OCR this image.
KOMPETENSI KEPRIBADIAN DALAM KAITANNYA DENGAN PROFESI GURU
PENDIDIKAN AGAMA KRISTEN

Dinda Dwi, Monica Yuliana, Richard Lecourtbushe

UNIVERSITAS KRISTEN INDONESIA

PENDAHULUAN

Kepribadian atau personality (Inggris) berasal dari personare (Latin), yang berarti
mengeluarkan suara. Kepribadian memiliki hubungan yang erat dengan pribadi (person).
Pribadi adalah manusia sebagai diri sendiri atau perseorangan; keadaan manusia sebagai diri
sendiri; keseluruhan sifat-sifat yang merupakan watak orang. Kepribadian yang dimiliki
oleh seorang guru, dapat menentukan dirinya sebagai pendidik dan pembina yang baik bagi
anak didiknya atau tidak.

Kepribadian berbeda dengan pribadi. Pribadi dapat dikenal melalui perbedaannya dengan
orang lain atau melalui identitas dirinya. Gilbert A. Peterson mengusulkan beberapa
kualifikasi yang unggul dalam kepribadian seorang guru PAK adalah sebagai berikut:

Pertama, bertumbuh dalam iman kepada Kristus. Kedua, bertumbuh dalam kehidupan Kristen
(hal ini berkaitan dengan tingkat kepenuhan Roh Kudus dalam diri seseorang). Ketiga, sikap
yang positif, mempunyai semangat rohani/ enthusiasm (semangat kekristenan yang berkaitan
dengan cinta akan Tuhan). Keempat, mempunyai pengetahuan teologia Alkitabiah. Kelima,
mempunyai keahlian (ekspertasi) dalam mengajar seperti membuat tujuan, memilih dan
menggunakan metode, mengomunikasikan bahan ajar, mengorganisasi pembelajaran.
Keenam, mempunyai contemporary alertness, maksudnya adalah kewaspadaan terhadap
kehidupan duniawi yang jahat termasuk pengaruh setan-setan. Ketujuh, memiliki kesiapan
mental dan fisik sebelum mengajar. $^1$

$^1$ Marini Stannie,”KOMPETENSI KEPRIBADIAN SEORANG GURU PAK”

● Problem description
Take the listing above and write it out again exactly.

● Task result
OCR this image.
KOMPETENSI KEPRIBADIAN DALAM KAITANNYA DENGAN PROFESI GURU
PENDIDIKAN AGAMA KRISTEN

Dinda Dwi, Monica Yuliana, Richard Lecourtbushe

UNIVERSITAS KRISTEN INDONESIA

PENDAHULUAN

Kepribadian atau personality (Inggris) berasal dari personare (Latin), yang berarti
mengeluarkan suara. Kepribadian memiliki hubungan yang erat dengan pribadi (person).
Pribadi adalah manusia sebagai diri sendiri atau perseorangan; keadaan manusia sebagai diri
sendiri; keseluruhan sifat-sifat yang merupakan watak orang. Kepribadian yang dimiliki
oleh seorang guru, dapat menentukan dirinya sebagai pendidik dan pembina yang baik bagi
anak didiknya atau tidak.

Kepribadian berbeda dengan pribadi. Pribadi dapat dikenal melalui perbedaannya dengan
orang lain atau melalui identitas dirinya. Gilbert A. Peterson mengusulkan beberapa
kualifikasi yang unggul dalam kepribadian seorang guru PAK adalah sebagai berikut:

Pertama, bertumbuh dalam iman kepada Kristus. Kedua, bertumbuh dalam kehidupan Kristen
(hal ini berkaitan dengan tingkat kepenuhan Roh Kudus dalam diri seseorang). Ketiga, sikap
yang positif, mempunyai semangat rohani/ enthusiasm (semangat kekristenan yang berkaitan
dengan cinta akan Tuhan). Keempat, mempunyai pengetahuan teologia Alkitabiah. Kelima,
mempunyai keahlian (ekspertasi) dalam mengajar seperti membuat tujuan, memilih dan
menggunakan metode, mengomunikasikan bahan ajar, mengorganisasi pembelajaran.
Keenam, mempunyai contemporary alertness, maksudnya adalah kewaspadaan terhadap
kehidupan duniawi yang jahat termasuk pengaruh setan-setan. Ketujuh, memiliki kesiapan
mental dan fisik sebelum mengajar. $^1$

$^1$ Marini Stannie,”KOMPETENSI KEPRIBADIAN SEORANG GURU PAK”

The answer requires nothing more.